_RECORD EXTRACTS_:
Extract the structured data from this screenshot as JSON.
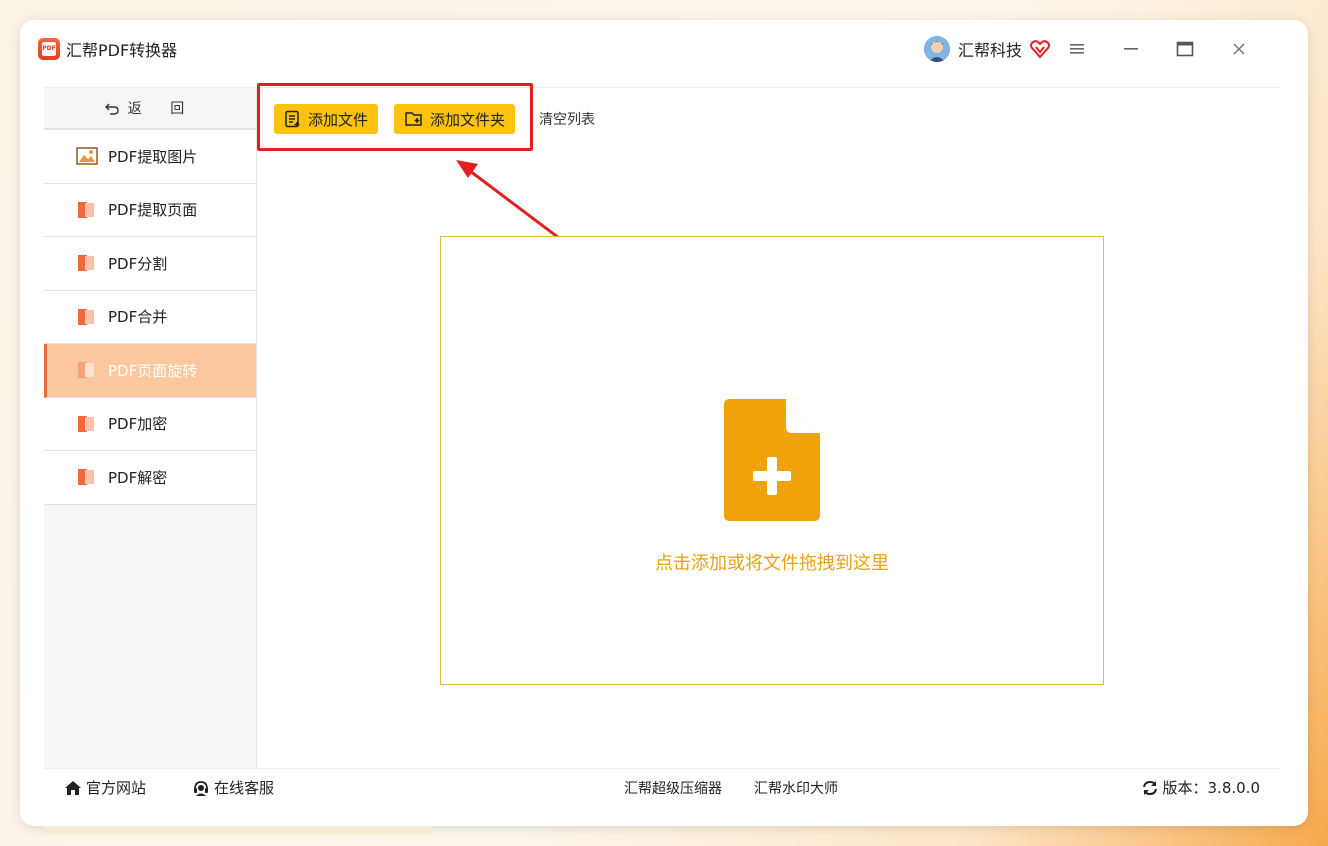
{
  "app": {
    "title": "汇帮PDF转换器",
    "logo_text": "PDF"
  },
  "user": {
    "name": "汇帮科技"
  },
  "window_controls": {
    "menu": "menu-icon",
    "minimize": "minimize-icon",
    "maximize": "maximize-icon",
    "close": "close-icon"
  },
  "sidebar": {
    "back_label": "返 回",
    "items": [
      {
        "label": "PDF提取图片",
        "icon": "image-icon"
      },
      {
        "label": "PDF提取页面",
        "icon": "pdf-file-icon"
      },
      {
        "label": "PDF分割",
        "icon": "pdf-file-icon"
      },
      {
        "label": "PDF合并",
        "icon": "pdf-file-icon"
      },
      {
        "label": "PDF页面旋转",
        "icon": "pdf-file-icon",
        "active": true
      },
      {
        "label": "PDF加密",
        "icon": "pdf-file-icon"
      },
      {
        "label": "PDF解密",
        "icon": "pdf-file-icon"
      }
    ]
  },
  "toolbar": {
    "add_file": "添加文件",
    "add_folder": "添加文件夹",
    "clear_list": "清空列表"
  },
  "dropzone": {
    "hint": "点击添加或将文件拖拽到这里"
  },
  "footer": {
    "website": "官方网站",
    "support": "在线客服",
    "compressor": "汇帮超级压缩器",
    "watermark": "汇帮水印大师",
    "version": "版本：3.8.0.0"
  },
  "colors": {
    "accent": "#ffc20e",
    "active_item": "#fcc79c",
    "highlight_red": "#e2201f",
    "drop_text": "#e8a21a",
    "drop_icon": "#f0a30a"
  }
}
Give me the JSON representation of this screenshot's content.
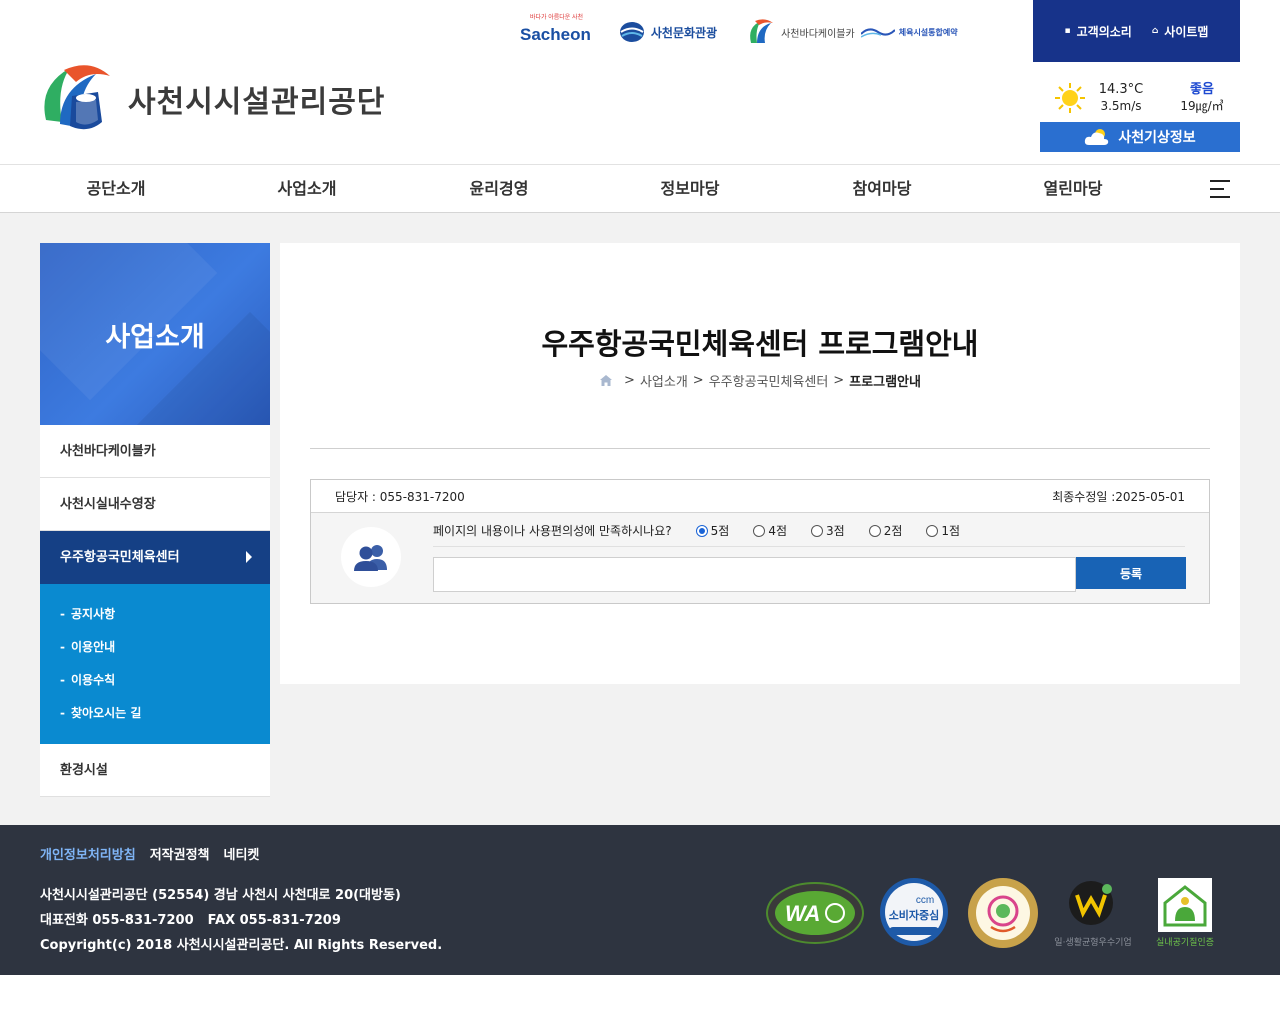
{
  "header": {
    "partners": {
      "sacheon_brand": "Sacheon",
      "sacheon_tagline": "바다가 아름다운 사천",
      "culture": "사천문화관광",
      "cablecar": "사천바다케이블카",
      "sports": "체육시설통합예약"
    },
    "top_links": {
      "voice": "고객의소리",
      "sitemap": "사이트맵"
    },
    "logo_text": "사천시시설관리공단",
    "weather": {
      "temperature": "14.3°C",
      "wind": "3.5m/s",
      "air_grade": "좋음",
      "air_value": "19㎍/㎥",
      "button": "사천기상정보"
    }
  },
  "gnb": {
    "items": [
      "공단소개",
      "사업소개",
      "윤리경영",
      "정보마당",
      "참여마당",
      "열린마당"
    ]
  },
  "lnb": {
    "title": "사업소개",
    "items": [
      "사천바다케이블카",
      "사천시실내수영장",
      "우주항공국민체육센터",
      "환경시설"
    ],
    "sub_items": [
      "공지사항",
      "이용안내",
      "이용수칙",
      "찾아오시는 길"
    ],
    "sub_dash": "-"
  },
  "main": {
    "page_title": "우주항공국민체육센터 프로그램안내",
    "breadcrumb": {
      "sep": ">",
      "level1": "사업소개",
      "level2": "우주항공국민체육센터",
      "current": "프로그램안내"
    }
  },
  "survey": {
    "manager": "담당자 : 055-831-7200",
    "modified": "최종수정일 :2025-05-01",
    "question": "페이지의 내용이나 사용편의성에 만족하시나요?",
    "options": [
      "5점",
      "4점",
      "3점",
      "2점",
      "1점"
    ],
    "selected": "5점",
    "submit": "등록"
  },
  "footer": {
    "links": [
      "개인정보처리방침",
      "저작권정책",
      "네티켓"
    ],
    "address": "사천시시설관리공단 (52554) 경남 사천시 사천대로 20(대방동)",
    "tel": "대표전화 055-831-7200",
    "fax": "FAX 055-831-7209",
    "copyright": "Copyright(c) 2018 사천시시설관리공단. All Rights Reserved.",
    "certs": {
      "wa": "WA",
      "ccm_brand": "ccm",
      "ccm_label": "소비자중심",
      "wlb_label": "일·생활균형우수기업",
      "air_label": "실내공기질인증"
    }
  },
  "colors": {
    "brand_navy": "#17338a",
    "lnb_active": "#154085",
    "lnb_sub": "#0a8ad0",
    "submit": "#1863b5",
    "footer_bg": "#2e3440"
  }
}
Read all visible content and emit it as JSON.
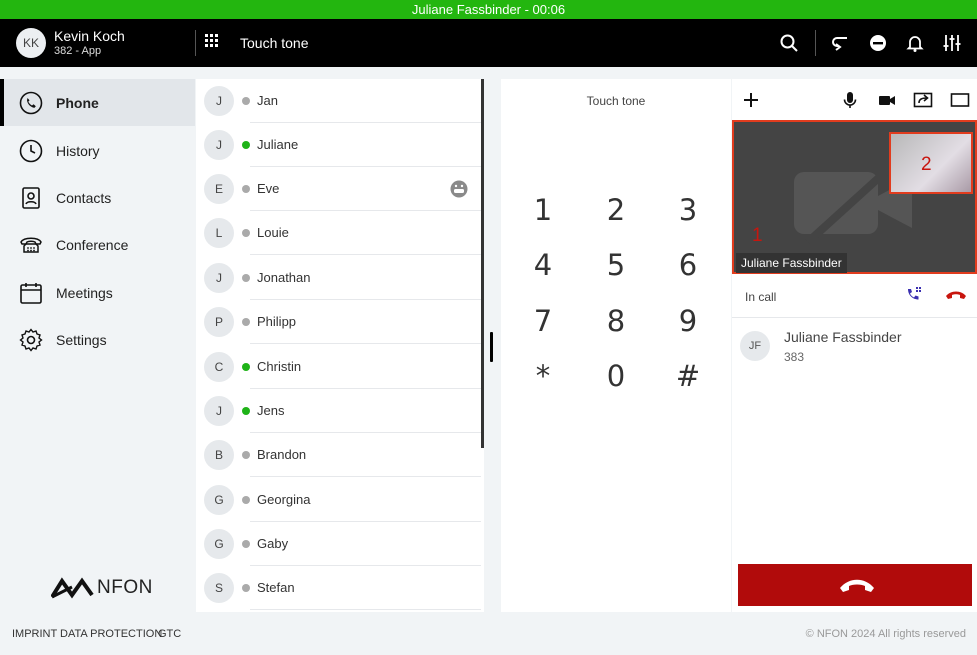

_STATED PROBLEM_: Make an exact copy of the records above, with the pictures left out.

_SOLUTION TO THIS TASK_:
Extract the structured data from this screenshot as JSON.
{
  "app": {
    "title": "汇帮PDF转换器",
    "logo_text": "PDF"
  },
  "user": {
    "name": "汇帮科技"
  },
  "window_controls": {
    "menu": "menu-icon",
    "minimize": "minimize-icon",
    "maximize": "maximize-icon",
    "close": "close-icon"
  },
  "sidebar": {
    "back_label": "返 回",
    "items": [
      {
        "label": "PDF提取图片",
        "icon": "image-icon"
      },
      {
        "label": "PDF提取页面",
        "icon": "pdf-file-icon"
      },
      {
        "label": "PDF分割",
        "icon": "pdf-file-icon"
      },
      {
        "label": "PDF合并",
        "icon": "pdf-file-icon"
      },
      {
        "label": "PDF页面旋转",
        "icon": "pdf-file-icon",
        "active": true
      },
      {
        "label": "PDF加密",
        "icon": "pdf-file-icon"
      },
      {
        "label": "PDF解密",
        "icon": "pdf-file-icon"
      }
    ]
  },
  "toolbar": {
    "add_file": "添加文件",
    "add_folder": "添加文件夹",
    "clear_list": "清空列表"
  },
  "dropzone": {
    "hint": "点击添加或将文件拖拽到这里"
  },
  "footer": {
    "website": "官方网站",
    "support": "在线客服",
    "compressor": "汇帮超级压缩器",
    "watermark": "汇帮水印大师",
    "version": "版本：3.8.0.0"
  },
  "colors": {
    "accent": "#ffc20e",
    "active_item": "#fcc79c",
    "highlight_red": "#e2201f",
    "drop_text": "#e8a21a",
    "drop_icon": "#f0a30a"
  }
}
Give me the JSON representation of this screenshot's content.
{
  "header": {
    "partners": {
      "sacheon_brand": "Sacheon",
      "sacheon_tagline": "바다가 아름다운 사천",
      "culture": "사천문화관광",
      "cablecar": "사천바다케이블카",
      "sports": "체육시설통합예약"
    },
    "top_links": {
      "voice": "고객의소리",
      "sitemap": "사이트맵"
    },
    "logo_text": "사천시시설관리공단",
    "weather": {
      "temperature": "14.3°C",
      "wind": "3.5m/s",
      "air_grade": "좋음",
      "air_value": "19㎍/㎥",
      "button": "사천기상정보"
    }
  },
  "gnb": {
    "items": [
      "공단소개",
      "사업소개",
      "윤리경영",
      "정보마당",
      "참여마당",
      "열린마당"
    ]
  },
  "lnb": {
    "title": "사업소개",
    "items": [
      "사천바다케이블카",
      "사천시실내수영장",
      "우주항공국민체육센터",
      "환경시설"
    ],
    "sub_items": [
      "공지사항",
      "이용안내",
      "이용수칙",
      "찾아오시는 길"
    ],
    "sub_dash": "-"
  },
  "main": {
    "page_title": "우주항공국민체육센터 프로그램안내",
    "breadcrumb": {
      "sep": ">",
      "level1": "사업소개",
      "level2": "우주항공국민체육센터",
      "current": "프로그램안내"
    }
  },
  "survey": {
    "manager": "담당자 : 055-831-7200",
    "modified": "최종수정일 :2025-05-01",
    "question": "페이지의 내용이나 사용편의성에 만족하시나요?",
    "options": [
      "5점",
      "4점",
      "3점",
      "2점",
      "1점"
    ],
    "selected": "5점",
    "submit": "등록"
  },
  "footer": {
    "links": [
      "개인정보처리방침",
      "저작권정책",
      "네티켓"
    ],
    "address": "사천시시설관리공단 (52554) 경남 사천시 사천대로 20(대방동)",
    "tel": "대표전화 055-831-7200",
    "fax": "FAX 055-831-7209",
    "copyright": "Copyright(c) 2018 사천시시설관리공단. All Rights Reserved.",
    "certs": {
      "wa": "WA",
      "ccm_brand": "ccm",
      "ccm_label": "소비자중심",
      "wlb_label": "일·생활균형우수기업",
      "air_label": "실내공기질인증"
    }
  },
  "colors": {
    "brand_navy": "#17338a",
    "lnb_active": "#154085",
    "lnb_sub": "#0a8ad0",
    "submit": "#1863b5",
    "footer_bg": "#2e3440"
  }
}
Read all visible content and emit it as JSON.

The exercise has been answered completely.